_Input rows_
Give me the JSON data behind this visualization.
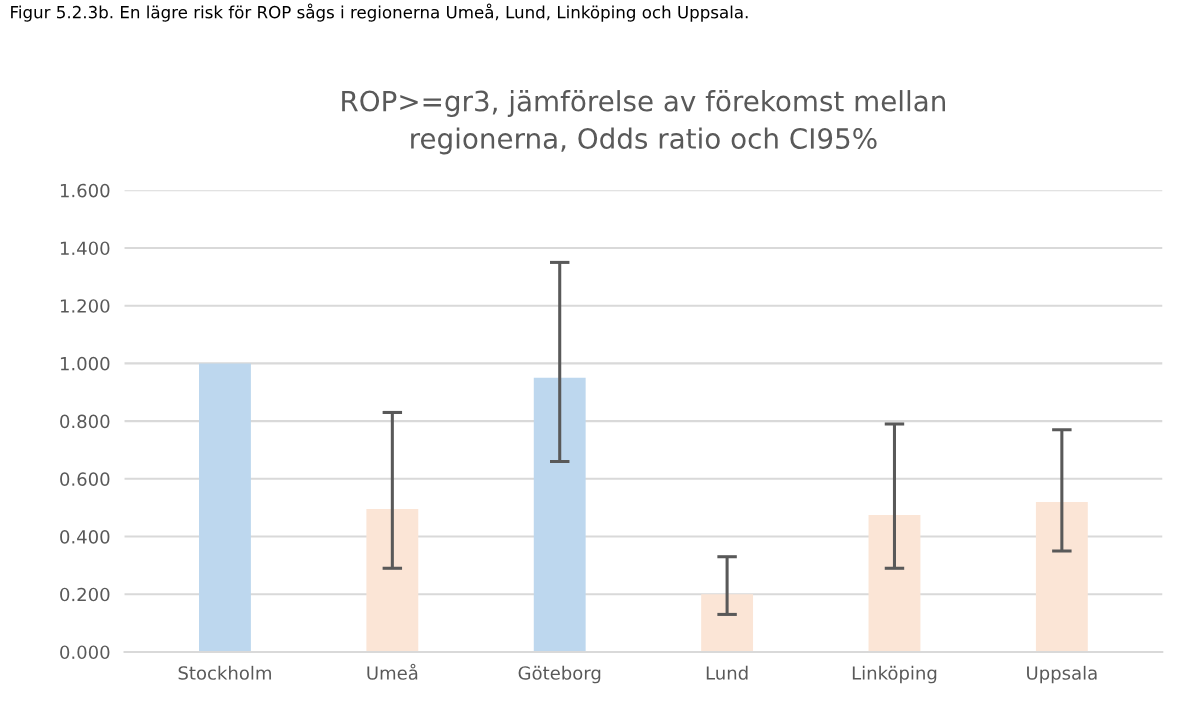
{
  "chart_data": {
    "type": "bar",
    "title": "ROP>=gr3, jämförelse av förekomst mellan\nregionerna, Odds ratio och CI95%",
    "annotations": [
      "Figur 5.2.3b. En lägre risk för ROP sågs i regionerna Umeå, Lund, Linköping och Uppsala."
    ],
    "categories": [
      "Stockholm",
      "Umeå",
      "Göteborg",
      "Lund",
      "Linköping",
      "Uppsala"
    ],
    "values": [
      1.0,
      0.495,
      0.95,
      0.2,
      0.475,
      0.52
    ],
    "colors": [
      "#bdd7ee",
      "#fbe5d6",
      "#bdd7ee",
      "#fbe5d6",
      "#fbe5d6",
      "#fbe5d6"
    ],
    "errors": [
      null,
      [
        0.29,
        0.83
      ],
      [
        0.66,
        1.35
      ],
      [
        0.13,
        0.33
      ],
      [
        0.29,
        0.79
      ],
      [
        0.35,
        0.77
      ]
    ],
    "ylim": [
      0,
      1.6
    ],
    "yticks": [
      {
        "value": 0,
        "label": "0.000"
      },
      {
        "value": 0.2,
        "label": "0.200"
      },
      {
        "value": 0.4,
        "label": "0.400"
      },
      {
        "value": 0.6,
        "label": "0.600"
      },
      {
        "value": 0.8,
        "label": "0.800"
      },
      {
        "value": 1.0,
        "label": "1.000"
      },
      {
        "value": 1.2,
        "label": "1.200"
      },
      {
        "value": 1.4,
        "label": "1.400"
      },
      {
        "value": 1.6,
        "label": "1.600"
      }
    ],
    "grid": "y"
  }
}
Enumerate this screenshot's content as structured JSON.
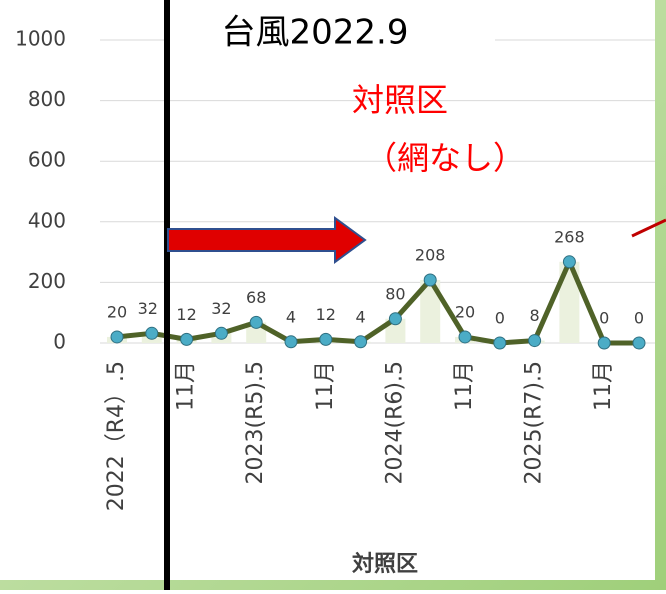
{
  "chart_data": {
    "type": "line",
    "annotations": [
      "台風2022.9",
      "対照区",
      "（網なし）"
    ],
    "x_label": "対照区",
    "categories": [
      "2022（R4）.5",
      null,
      "11月",
      null,
      "2023(R5).5",
      null,
      "11月",
      null,
      "2024(R6).5",
      null,
      "11月",
      null,
      "2025(R7).5",
      null,
      "11月",
      null
    ],
    "series": [
      {
        "name": "対照区",
        "color": "#4f6228",
        "marker_color": "#4bacc6",
        "bar_color": "#ebf1de",
        "values": [
          20,
          32,
          12,
          32,
          68,
          4,
          12,
          4,
          80,
          208,
          20,
          0,
          8,
          268,
          0,
          0
        ]
      }
    ],
    "ylim": [
      0,
      1000
    ],
    "yticks": [
      0,
      200,
      400,
      600,
      800,
      1000
    ],
    "grid": true
  }
}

_Problem to solve_
Show the lines from the data above that contain the string "Lund".

_The completed task_
      "Figur 5.2.3b. En lägre risk för ROP sågs i regionerna Umeå, Lund, Linköping och Uppsala."
      "Lund",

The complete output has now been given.